>> BEGIN

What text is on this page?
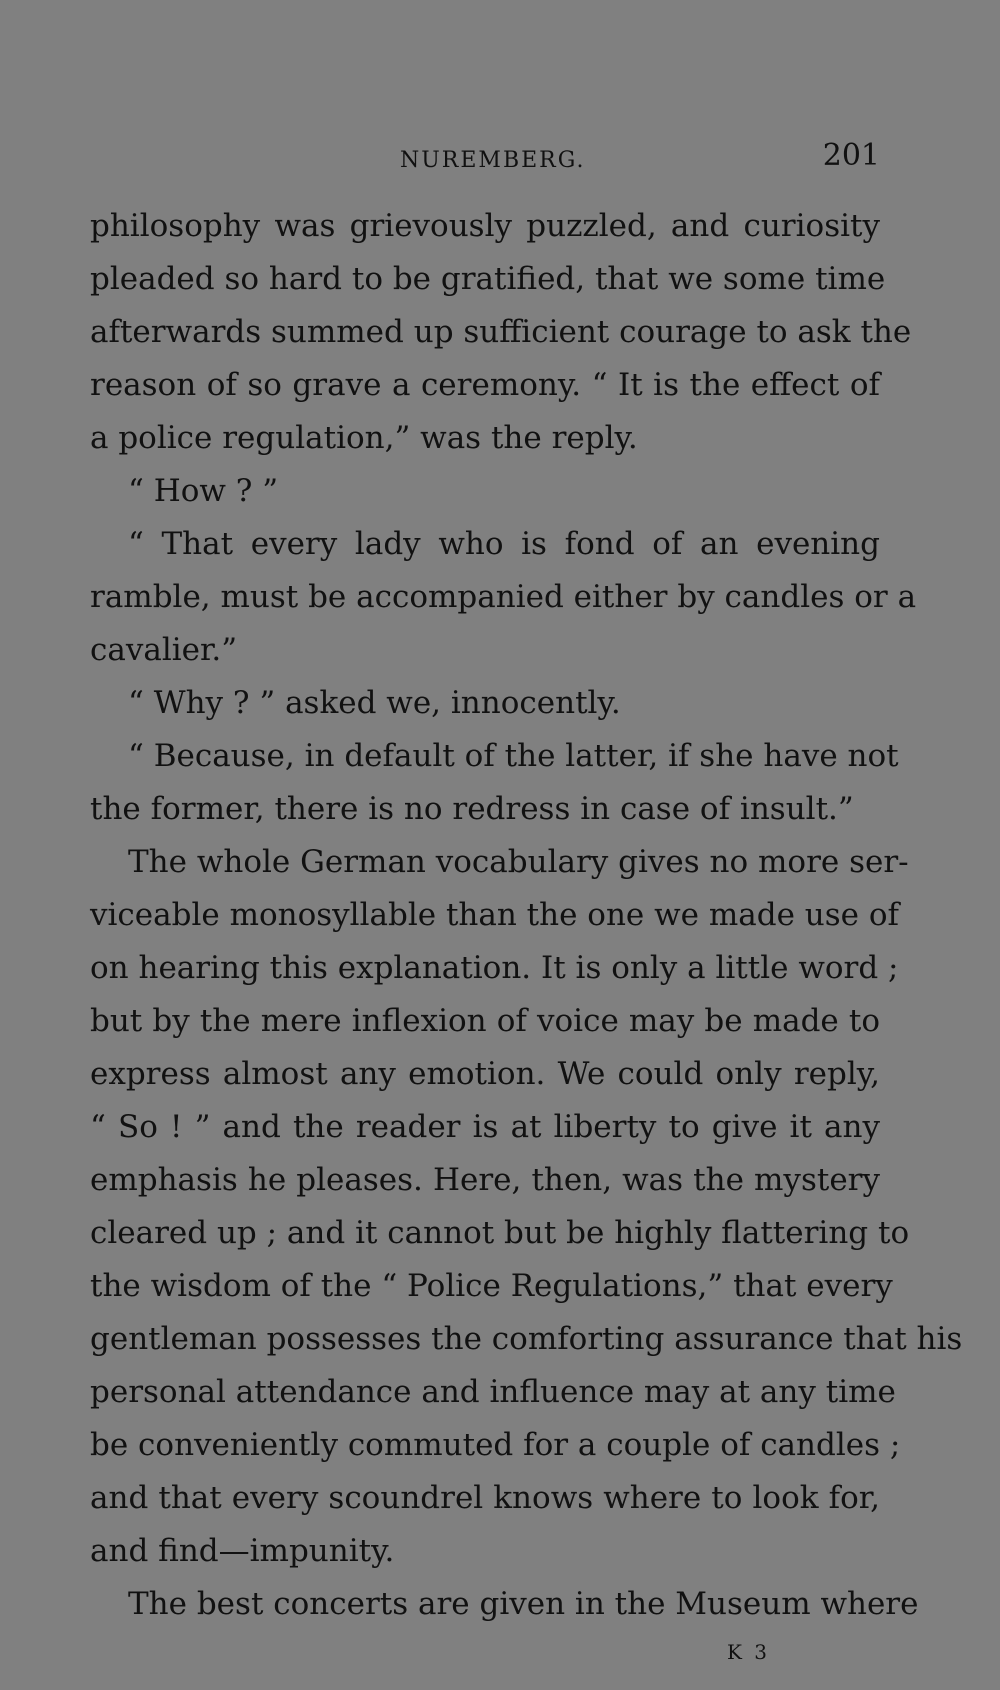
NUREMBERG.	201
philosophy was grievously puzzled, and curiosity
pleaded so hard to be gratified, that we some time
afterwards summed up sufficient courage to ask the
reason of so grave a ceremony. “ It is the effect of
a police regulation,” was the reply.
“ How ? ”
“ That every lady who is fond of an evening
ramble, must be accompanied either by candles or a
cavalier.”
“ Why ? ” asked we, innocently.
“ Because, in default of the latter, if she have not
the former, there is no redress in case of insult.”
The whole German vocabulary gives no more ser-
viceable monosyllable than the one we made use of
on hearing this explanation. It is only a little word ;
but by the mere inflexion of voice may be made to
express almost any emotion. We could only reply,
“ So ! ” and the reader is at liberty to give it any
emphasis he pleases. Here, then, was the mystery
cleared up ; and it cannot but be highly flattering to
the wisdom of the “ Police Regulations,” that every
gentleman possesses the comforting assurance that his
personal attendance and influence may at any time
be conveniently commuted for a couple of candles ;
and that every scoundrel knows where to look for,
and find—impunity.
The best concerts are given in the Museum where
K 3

>> END
>> BEGIN

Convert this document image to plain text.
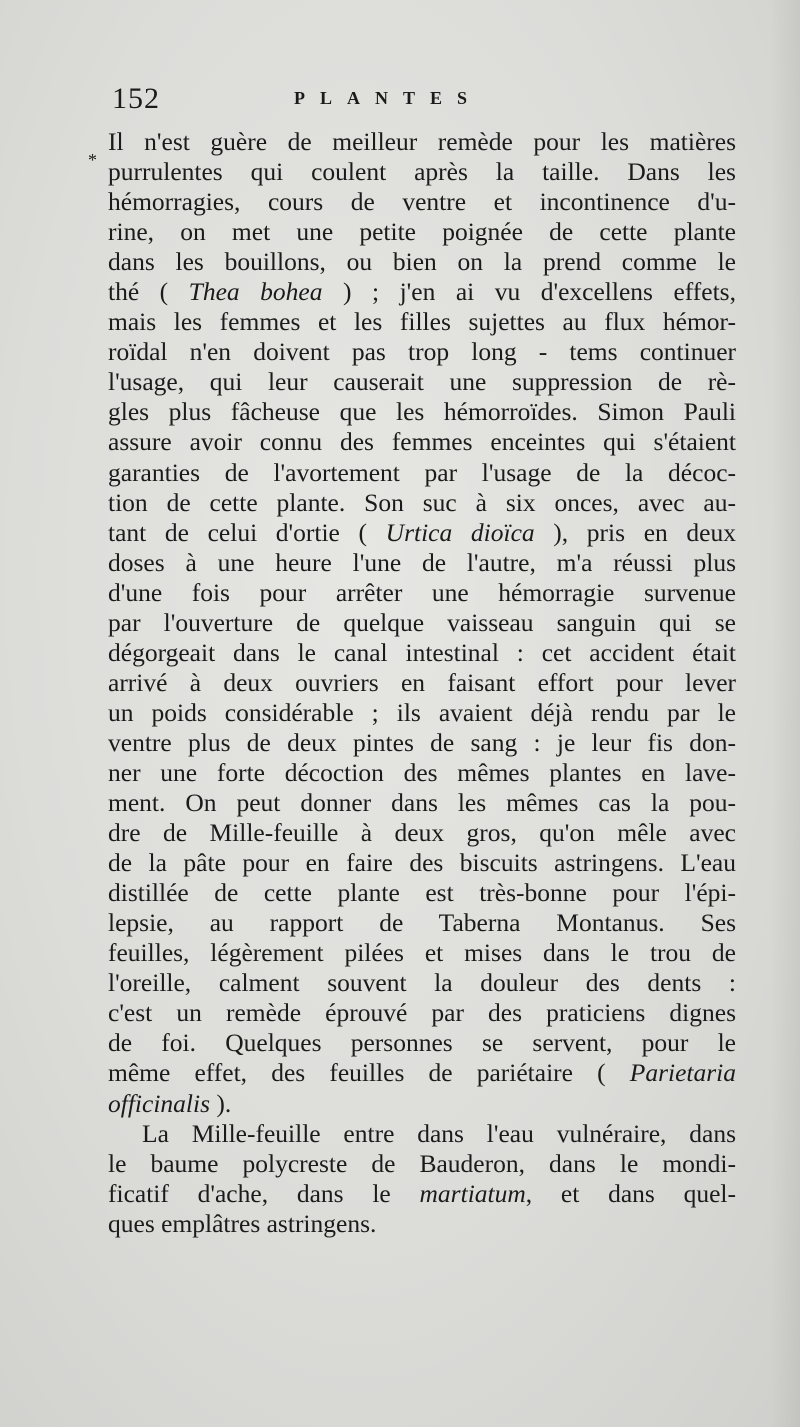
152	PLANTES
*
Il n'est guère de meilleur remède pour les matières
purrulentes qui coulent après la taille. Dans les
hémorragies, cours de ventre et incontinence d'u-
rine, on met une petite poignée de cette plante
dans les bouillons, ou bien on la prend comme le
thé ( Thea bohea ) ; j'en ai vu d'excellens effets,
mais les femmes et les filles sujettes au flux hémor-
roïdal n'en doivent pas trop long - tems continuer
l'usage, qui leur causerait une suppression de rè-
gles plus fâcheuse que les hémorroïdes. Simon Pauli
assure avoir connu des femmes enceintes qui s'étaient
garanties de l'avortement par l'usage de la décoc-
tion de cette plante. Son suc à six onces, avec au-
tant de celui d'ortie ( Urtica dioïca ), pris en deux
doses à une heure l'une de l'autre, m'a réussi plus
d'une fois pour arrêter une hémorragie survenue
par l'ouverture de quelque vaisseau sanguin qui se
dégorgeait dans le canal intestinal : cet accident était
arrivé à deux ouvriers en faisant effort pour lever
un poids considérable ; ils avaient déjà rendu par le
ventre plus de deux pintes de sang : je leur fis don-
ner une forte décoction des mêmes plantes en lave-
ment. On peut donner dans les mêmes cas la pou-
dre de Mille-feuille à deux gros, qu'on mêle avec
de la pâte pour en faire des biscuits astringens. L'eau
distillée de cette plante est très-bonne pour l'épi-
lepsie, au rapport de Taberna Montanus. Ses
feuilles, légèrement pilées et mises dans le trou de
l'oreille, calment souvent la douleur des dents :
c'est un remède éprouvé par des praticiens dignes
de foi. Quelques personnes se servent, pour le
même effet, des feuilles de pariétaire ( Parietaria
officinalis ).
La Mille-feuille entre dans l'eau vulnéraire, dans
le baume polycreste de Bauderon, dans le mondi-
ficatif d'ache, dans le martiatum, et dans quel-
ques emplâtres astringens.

>> END
>> BEGIN

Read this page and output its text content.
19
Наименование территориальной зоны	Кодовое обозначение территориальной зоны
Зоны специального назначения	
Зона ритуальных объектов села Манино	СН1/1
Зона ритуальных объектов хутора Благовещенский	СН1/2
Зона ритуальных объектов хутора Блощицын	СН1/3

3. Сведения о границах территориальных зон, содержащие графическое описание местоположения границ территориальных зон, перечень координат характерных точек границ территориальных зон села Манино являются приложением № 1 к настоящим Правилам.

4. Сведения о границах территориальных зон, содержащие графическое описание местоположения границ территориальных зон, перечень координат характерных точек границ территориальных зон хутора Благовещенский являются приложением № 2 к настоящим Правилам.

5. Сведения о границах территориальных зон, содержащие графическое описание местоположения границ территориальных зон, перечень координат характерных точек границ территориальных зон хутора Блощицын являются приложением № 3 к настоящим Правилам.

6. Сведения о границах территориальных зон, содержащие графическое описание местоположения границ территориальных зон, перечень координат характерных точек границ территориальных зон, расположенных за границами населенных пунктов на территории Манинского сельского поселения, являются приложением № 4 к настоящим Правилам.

>> END

* Directive
Show each line in the entries that holds the string "pour".

* Exercise result
Il n'est guère de meilleur remède pour les matières
d'une fois pour arrêter une hémorragie survenue
arrivé à deux ouvriers en faisant effort pour lever
de la pâte pour en faire des biscuits astringens. L'eau
distillée de cette plante est très-bonne pour l'épi-
de foi. Quelques personnes se servent, pour le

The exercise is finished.